WORK TO DO
The data below is to be returned in full and exactly.

ENTRIES
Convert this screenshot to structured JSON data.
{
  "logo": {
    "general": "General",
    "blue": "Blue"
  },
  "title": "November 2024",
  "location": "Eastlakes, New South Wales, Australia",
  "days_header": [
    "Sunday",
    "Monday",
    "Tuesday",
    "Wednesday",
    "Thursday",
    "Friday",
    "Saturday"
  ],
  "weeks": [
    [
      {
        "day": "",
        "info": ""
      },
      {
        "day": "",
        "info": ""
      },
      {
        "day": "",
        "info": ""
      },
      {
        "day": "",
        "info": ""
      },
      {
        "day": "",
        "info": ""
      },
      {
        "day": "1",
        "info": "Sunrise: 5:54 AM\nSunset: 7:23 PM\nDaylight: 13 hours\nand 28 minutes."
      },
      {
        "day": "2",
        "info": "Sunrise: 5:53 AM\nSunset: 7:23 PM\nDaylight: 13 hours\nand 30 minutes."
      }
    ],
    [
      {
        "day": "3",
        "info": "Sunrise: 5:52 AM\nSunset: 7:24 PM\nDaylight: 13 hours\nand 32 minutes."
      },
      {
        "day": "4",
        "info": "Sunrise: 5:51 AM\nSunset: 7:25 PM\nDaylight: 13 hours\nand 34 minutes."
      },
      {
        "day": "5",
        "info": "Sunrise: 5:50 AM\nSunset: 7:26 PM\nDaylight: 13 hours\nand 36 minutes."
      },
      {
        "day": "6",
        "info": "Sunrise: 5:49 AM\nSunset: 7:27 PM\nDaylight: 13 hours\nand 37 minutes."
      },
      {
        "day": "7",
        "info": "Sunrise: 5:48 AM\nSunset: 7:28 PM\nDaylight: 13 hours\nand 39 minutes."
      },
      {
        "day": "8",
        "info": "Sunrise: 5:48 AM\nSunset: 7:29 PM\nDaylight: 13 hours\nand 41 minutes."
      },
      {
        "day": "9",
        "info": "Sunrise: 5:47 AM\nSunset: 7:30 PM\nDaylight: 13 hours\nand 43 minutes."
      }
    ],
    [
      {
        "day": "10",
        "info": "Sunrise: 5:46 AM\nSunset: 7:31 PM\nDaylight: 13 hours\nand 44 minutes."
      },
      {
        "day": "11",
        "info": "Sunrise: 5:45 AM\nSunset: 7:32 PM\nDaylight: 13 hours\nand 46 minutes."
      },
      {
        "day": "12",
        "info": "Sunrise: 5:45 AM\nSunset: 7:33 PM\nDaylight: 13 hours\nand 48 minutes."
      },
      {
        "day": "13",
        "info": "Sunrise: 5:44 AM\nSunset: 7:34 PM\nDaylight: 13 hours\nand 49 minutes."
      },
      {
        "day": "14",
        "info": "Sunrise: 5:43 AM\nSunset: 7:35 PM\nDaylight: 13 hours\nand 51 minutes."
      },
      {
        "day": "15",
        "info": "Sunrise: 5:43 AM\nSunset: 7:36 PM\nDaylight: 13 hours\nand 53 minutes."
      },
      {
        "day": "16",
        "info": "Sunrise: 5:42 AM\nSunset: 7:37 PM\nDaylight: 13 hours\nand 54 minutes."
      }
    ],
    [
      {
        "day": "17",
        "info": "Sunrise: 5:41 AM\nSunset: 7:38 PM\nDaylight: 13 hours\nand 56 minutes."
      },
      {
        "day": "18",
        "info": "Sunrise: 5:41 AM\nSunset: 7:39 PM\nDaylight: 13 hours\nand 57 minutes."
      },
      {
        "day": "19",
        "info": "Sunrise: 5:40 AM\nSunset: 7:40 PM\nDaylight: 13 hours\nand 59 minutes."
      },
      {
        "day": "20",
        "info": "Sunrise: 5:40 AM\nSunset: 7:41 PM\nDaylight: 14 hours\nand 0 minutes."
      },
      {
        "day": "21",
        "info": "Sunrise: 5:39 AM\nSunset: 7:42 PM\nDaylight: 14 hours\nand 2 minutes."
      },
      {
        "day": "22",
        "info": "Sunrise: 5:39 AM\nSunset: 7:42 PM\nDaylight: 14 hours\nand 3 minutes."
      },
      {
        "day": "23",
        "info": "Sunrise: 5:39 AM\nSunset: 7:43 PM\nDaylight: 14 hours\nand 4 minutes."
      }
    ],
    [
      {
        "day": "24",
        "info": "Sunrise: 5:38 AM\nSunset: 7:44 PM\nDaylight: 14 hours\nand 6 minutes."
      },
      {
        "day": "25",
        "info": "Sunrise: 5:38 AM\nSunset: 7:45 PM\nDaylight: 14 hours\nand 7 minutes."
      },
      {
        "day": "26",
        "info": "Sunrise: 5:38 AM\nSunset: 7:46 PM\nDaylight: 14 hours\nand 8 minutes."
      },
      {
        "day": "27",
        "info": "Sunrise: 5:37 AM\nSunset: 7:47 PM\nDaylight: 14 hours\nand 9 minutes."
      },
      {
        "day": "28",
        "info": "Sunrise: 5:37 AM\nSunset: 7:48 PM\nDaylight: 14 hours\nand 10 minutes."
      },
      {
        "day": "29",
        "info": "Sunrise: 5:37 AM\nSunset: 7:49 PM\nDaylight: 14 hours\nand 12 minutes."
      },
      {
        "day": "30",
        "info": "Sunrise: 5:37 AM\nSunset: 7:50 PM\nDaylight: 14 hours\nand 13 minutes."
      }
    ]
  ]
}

SOLUTION FOR THIS EXERCISE
Convert this screenshot to structured JSON data.
{
  "logo": {
    "general": "General",
    "blue": "Blue"
  },
  "title": "November 2024",
  "location": "Eastlakes, New South Wales, Australia",
  "days_header": [
    "Sunday",
    "Monday",
    "Tuesday",
    "Wednesday",
    "Thursday",
    "Friday",
    "Saturday"
  ],
  "weeks": [
    [
      {
        "day": "",
        "info": ""
      },
      {
        "day": "",
        "info": ""
      },
      {
        "day": "",
        "info": ""
      },
      {
        "day": "",
        "info": ""
      },
      {
        "day": "",
        "info": ""
      },
      {
        "day": "1",
        "info": "Sunrise: 5:54 AM\nSunset: 7:23 PM\nDaylight: 13 hours\nand 28 minutes."
      },
      {
        "day": "2",
        "info": "Sunrise: 5:53 AM\nSunset: 7:23 PM\nDaylight: 13 hours\nand 30 minutes."
      }
    ],
    [
      {
        "day": "3",
        "info": "Sunrise: 5:52 AM\nSunset: 7:24 PM\nDaylight: 13 hours\nand 32 minutes."
      },
      {
        "day": "4",
        "info": "Sunrise: 5:51 AM\nSunset: 7:25 PM\nDaylight: 13 hours\nand 34 minutes."
      },
      {
        "day": "5",
        "info": "Sunrise: 5:50 AM\nSunset: 7:26 PM\nDaylight: 13 hours\nand 36 minutes."
      },
      {
        "day": "6",
        "info": "Sunrise: 5:49 AM\nSunset: 7:27 PM\nDaylight: 13 hours\nand 37 minutes."
      },
      {
        "day": "7",
        "info": "Sunrise: 5:48 AM\nSunset: 7:28 PM\nDaylight: 13 hours\nand 39 minutes."
      },
      {
        "day": "8",
        "info": "Sunrise: 5:48 AM\nSunset: 7:29 PM\nDaylight: 13 hours\nand 41 minutes."
      },
      {
        "day": "9",
        "info": "Sunrise: 5:47 AM\nSunset: 7:30 PM\nDaylight: 13 hours\nand 43 minutes."
      }
    ],
    [
      {
        "day": "10",
        "info": "Sunrise: 5:46 AM\nSunset: 7:31 PM\nDaylight: 13 hours\nand 44 minutes."
      },
      {
        "day": "11",
        "info": "Sunrise: 5:45 AM\nSunset: 7:32 PM\nDaylight: 13 hours\nand 46 minutes."
      },
      {
        "day": "12",
        "info": "Sunrise: 5:45 AM\nSunset: 7:33 PM\nDaylight: 13 hours\nand 48 minutes."
      },
      {
        "day": "13",
        "info": "Sunrise: 5:44 AM\nSunset: 7:34 PM\nDaylight: 13 hours\nand 49 minutes."
      },
      {
        "day": "14",
        "info": "Sunrise: 5:43 AM\nSunset: 7:35 PM\nDaylight: 13 hours\nand 51 minutes."
      },
      {
        "day": "15",
        "info": "Sunrise: 5:43 AM\nSunset: 7:36 PM\nDaylight: 13 hours\nand 53 minutes."
      },
      {
        "day": "16",
        "info": "Sunrise: 5:42 AM\nSunset: 7:37 PM\nDaylight: 13 hours\nand 54 minutes."
      }
    ],
    [
      {
        "day": "17",
        "info": "Sunrise: 5:41 AM\nSunset: 7:38 PM\nDaylight: 13 hours\nand 56 minutes."
      },
      {
        "day": "18",
        "info": "Sunrise: 5:41 AM\nSunset: 7:39 PM\nDaylight: 13 hours\nand 57 minutes."
      },
      {
        "day": "19",
        "info": "Sunrise: 5:40 AM\nSunset: 7:40 PM\nDaylight: 13 hours\nand 59 minutes."
      },
      {
        "day": "20",
        "info": "Sunrise: 5:40 AM\nSunset: 7:41 PM\nDaylight: 14 hours\nand 0 minutes."
      },
      {
        "day": "21",
        "info": "Sunrise: 5:39 AM\nSunset: 7:42 PM\nDaylight: 14 hours\nand 2 minutes."
      },
      {
        "day": "22",
        "info": "Sunrise: 5:39 AM\nSunset: 7:42 PM\nDaylight: 14 hours\nand 3 minutes."
      },
      {
        "day": "23",
        "info": "Sunrise: 5:39 AM\nSunset: 7:43 PM\nDaylight: 14 hours\nand 4 minutes."
      }
    ],
    [
      {
        "day": "24",
        "info": "Sunrise: 5:38 AM\nSunset: 7:44 PM\nDaylight: 14 hours\nand 6 minutes."
      },
      {
        "day": "25",
        "info": "Sunrise: 5:38 AM\nSunset: 7:45 PM\nDaylight: 14 hours\nand 7 minutes."
      },
      {
        "day": "26",
        "info": "Sunrise: 5:38 AM\nSunset: 7:46 PM\nDaylight: 14 hours\nand 8 minutes."
      },
      {
        "day": "27",
        "info": "Sunrise: 5:37 AM\nSunset: 7:47 PM\nDaylight: 14 hours\nand 9 minutes."
      },
      {
        "day": "28",
        "info": "Sunrise: 5:37 AM\nSunset: 7:48 PM\nDaylight: 14 hours\nand 10 minutes."
      },
      {
        "day": "29",
        "info": "Sunrise: 5:37 AM\nSunset: 7:49 PM\nDaylight: 14 hours\nand 12 minutes."
      },
      {
        "day": "30",
        "info": "Sunrise: 5:37 AM\nSunset: 7:50 PM\nDaylight: 14 hours\nand 13 minutes."
      }
    ]
  ]
}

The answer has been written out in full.